TASKS AND EXERCISES ::
A – In two sentences, what does the ticket report?
B – Can you set down the ticket word for word, beginning at the words "Reported by: anmcr" and stopping after "id is u-bf120."?

Opened 3 months ago

Closed 4 weeks ago

#2739 closed help (fixed)

Reconfiguration failure

Reported by: anmcr Owned by: willie
Component: UM Reconfiguration Keywords: GRIB_API
Cc: Platform: ARCHER
UM Version: 11.1

Description

Hello,

I had a job that was successfully running on Monsoon, and ported it to Archer. However, when I run I get a reconfiguration failure due to a failure to find GRIB_API. The attachement shows a screenshot of the error. This is similar to ticket #2655, but I'm afraid I'm not sure how to resolve the issue. The job id is u-bf120.

Thanks in advance for any suggestions.

Best wishes,

Andrew

Attachments (10)

for_ncas_ticket.JPG (89.2 KB) - added by anmcr 3 months ago.
for_willie_1.JPG (105.3 KB) - added by anmcr 2 months ago.
for_willie_2.JPG (107.6 KB) - added by anmcr 2 months ago.

SUPPLIED ENTRIES ::
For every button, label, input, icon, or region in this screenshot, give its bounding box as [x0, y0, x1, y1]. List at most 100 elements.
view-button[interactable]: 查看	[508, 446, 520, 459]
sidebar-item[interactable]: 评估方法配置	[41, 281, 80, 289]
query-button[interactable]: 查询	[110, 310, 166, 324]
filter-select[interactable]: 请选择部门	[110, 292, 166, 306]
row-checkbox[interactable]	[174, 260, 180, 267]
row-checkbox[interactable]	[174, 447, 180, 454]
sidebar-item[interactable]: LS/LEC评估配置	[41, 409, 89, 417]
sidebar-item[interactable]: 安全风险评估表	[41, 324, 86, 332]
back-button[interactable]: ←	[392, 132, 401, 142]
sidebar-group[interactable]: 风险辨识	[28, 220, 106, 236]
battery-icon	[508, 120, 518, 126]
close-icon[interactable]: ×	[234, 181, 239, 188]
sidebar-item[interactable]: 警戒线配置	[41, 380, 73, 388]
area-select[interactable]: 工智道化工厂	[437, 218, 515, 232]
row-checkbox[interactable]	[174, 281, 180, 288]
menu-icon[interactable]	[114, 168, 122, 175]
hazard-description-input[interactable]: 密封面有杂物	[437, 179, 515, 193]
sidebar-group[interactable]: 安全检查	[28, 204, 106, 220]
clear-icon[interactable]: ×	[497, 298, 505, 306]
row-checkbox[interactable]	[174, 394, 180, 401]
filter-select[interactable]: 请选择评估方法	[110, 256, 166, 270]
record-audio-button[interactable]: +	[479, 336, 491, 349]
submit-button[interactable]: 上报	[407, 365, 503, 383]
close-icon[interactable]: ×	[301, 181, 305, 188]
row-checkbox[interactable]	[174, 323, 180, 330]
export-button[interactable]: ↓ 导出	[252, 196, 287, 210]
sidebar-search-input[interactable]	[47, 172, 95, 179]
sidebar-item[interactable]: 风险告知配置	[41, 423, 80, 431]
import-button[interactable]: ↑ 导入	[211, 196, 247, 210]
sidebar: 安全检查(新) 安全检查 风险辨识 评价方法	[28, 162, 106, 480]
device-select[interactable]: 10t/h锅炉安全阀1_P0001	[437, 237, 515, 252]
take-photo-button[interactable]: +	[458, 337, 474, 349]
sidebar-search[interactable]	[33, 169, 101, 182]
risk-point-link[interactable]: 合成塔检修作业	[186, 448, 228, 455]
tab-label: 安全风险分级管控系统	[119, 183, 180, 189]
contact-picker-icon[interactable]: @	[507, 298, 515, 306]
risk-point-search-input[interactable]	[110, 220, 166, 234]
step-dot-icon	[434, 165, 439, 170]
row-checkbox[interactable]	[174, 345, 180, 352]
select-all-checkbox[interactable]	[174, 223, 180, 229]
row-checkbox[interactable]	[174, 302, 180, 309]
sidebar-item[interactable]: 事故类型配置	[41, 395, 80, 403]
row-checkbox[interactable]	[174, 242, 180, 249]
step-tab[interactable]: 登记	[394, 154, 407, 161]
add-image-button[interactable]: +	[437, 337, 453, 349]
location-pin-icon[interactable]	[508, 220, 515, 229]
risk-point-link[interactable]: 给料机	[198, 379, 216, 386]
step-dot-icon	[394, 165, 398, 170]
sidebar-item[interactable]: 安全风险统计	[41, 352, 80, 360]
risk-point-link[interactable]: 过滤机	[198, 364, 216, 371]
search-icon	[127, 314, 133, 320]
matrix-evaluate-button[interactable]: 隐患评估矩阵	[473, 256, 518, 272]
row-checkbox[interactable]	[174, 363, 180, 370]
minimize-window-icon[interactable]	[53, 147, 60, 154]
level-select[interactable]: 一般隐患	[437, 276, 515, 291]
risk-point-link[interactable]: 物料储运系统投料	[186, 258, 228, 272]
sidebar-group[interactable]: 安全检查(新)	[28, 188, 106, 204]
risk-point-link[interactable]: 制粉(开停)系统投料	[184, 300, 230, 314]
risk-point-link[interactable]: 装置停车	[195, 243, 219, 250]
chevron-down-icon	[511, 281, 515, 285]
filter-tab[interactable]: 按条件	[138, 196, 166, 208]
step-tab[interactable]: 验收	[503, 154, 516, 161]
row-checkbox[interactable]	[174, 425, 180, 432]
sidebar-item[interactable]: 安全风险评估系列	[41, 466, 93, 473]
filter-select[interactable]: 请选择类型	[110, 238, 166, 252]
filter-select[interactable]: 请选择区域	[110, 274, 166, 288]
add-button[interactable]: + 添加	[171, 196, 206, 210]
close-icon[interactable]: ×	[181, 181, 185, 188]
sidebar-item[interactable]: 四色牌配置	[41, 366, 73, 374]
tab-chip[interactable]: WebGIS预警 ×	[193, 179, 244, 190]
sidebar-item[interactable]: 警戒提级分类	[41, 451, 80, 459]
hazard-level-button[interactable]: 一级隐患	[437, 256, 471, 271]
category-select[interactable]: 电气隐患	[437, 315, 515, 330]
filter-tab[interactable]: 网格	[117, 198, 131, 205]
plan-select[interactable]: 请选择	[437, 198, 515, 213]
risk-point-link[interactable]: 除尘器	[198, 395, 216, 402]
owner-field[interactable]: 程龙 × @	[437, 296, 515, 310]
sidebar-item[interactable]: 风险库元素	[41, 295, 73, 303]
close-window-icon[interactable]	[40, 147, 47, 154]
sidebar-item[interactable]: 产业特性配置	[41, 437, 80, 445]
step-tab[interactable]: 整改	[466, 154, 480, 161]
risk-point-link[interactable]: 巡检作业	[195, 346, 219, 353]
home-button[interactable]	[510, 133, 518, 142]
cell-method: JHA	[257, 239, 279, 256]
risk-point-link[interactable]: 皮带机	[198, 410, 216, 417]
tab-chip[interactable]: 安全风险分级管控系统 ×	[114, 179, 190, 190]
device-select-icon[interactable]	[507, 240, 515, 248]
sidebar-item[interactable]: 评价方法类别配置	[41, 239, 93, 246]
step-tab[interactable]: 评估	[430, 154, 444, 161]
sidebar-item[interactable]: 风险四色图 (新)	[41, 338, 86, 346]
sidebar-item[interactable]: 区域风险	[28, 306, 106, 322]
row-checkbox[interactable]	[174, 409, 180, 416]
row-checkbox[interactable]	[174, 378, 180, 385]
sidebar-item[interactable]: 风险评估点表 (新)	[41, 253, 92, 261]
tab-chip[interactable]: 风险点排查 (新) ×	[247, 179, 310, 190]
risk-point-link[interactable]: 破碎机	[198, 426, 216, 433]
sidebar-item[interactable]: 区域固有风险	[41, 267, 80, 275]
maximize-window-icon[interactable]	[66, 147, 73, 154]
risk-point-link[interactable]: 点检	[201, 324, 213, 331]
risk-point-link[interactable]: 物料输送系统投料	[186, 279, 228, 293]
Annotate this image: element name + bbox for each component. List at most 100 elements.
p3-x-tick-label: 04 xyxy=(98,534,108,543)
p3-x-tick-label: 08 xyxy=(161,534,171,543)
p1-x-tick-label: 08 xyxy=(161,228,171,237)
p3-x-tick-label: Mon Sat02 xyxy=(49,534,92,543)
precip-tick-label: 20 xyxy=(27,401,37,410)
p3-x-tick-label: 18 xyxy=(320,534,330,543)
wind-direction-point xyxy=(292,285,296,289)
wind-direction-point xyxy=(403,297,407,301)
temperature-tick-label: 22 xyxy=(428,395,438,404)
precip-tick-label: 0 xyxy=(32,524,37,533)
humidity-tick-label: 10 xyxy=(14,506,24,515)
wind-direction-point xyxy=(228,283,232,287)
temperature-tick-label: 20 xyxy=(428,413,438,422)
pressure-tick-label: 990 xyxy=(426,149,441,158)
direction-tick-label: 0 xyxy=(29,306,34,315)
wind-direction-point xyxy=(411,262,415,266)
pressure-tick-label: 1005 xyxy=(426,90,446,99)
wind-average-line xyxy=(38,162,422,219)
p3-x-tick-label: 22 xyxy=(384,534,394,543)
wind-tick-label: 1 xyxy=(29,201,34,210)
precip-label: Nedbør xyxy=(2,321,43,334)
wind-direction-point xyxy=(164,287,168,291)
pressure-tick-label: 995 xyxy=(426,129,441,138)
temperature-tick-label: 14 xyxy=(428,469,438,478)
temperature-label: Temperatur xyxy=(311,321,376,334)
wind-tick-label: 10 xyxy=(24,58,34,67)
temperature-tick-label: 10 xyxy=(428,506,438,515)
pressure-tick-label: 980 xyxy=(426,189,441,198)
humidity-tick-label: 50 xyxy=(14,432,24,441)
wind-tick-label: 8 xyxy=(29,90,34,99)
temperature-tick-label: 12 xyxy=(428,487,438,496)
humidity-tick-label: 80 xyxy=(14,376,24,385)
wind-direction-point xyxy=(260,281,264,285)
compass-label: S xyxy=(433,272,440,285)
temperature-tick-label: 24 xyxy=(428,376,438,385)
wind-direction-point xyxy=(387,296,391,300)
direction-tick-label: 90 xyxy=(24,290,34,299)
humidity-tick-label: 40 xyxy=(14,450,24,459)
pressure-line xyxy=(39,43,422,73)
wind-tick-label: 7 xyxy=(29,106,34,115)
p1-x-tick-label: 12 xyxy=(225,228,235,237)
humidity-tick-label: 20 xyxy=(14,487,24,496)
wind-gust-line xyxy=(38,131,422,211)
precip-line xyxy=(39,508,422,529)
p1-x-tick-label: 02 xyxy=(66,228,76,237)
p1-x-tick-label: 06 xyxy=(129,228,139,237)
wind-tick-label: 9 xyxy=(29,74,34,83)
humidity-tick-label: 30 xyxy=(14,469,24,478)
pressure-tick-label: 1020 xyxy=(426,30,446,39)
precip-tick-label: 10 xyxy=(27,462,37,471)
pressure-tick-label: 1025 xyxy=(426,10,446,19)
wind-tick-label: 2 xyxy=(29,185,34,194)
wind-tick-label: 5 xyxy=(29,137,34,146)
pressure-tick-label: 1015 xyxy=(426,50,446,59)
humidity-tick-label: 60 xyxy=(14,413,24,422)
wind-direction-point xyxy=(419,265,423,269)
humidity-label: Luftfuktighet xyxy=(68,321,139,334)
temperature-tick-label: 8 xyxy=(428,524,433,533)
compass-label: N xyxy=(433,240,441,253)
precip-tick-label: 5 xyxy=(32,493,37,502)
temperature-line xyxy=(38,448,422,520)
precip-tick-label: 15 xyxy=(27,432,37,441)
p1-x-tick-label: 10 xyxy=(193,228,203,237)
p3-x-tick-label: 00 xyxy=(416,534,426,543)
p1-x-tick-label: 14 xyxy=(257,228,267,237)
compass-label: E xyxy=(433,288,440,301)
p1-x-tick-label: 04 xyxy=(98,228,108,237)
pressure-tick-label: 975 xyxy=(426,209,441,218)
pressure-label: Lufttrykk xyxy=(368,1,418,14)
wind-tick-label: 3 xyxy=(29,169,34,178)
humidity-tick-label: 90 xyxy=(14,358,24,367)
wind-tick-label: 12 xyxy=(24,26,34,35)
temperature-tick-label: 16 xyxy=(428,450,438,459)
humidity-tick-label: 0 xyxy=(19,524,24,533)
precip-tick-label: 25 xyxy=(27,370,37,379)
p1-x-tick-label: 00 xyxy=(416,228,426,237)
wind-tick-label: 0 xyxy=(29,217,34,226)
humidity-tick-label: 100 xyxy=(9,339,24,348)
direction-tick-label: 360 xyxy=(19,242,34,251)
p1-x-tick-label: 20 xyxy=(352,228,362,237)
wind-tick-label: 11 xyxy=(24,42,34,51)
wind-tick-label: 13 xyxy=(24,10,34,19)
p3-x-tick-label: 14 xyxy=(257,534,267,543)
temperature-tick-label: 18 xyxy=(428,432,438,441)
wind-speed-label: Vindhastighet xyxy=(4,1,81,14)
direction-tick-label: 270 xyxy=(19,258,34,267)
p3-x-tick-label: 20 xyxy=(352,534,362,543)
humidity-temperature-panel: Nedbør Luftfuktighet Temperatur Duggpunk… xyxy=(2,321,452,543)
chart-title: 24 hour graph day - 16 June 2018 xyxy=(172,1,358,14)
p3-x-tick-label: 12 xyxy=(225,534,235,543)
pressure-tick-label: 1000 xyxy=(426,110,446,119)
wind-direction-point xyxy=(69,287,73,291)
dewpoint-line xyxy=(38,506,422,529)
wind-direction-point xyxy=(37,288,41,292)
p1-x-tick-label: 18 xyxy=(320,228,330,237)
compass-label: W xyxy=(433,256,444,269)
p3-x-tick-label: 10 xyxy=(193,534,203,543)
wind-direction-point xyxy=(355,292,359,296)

EXPECTED RESPONSES ::
A – Help ticket #2739 reports a UM 11.1 reconfiguration failure on ARCHER caused by a failure to find GRIB_API, in job u-bf120, which had run successfully on Monsoon before being ported. The reporter notes that it resembles ticket #2655, and the ticket, owned by willie, was closed as fixed.

B –
Reported by: anmcr Owned by: willie
Component: UM Reconfiguration Keywords: GRIB_API
Cc: Platform: ARCHER
UM Version: 11.1

Description

Hello,

I had a job that was successfully running on Monsoon, and ported it to Archer. However, when I run I get a reconfiguration failure due to a failure to find GRIB_API. The attachement shows a screenshot of the error. This is similar to ticket #2655, but I'm afraid I'm not sure how to resolve the issue. The job id is u-bf120.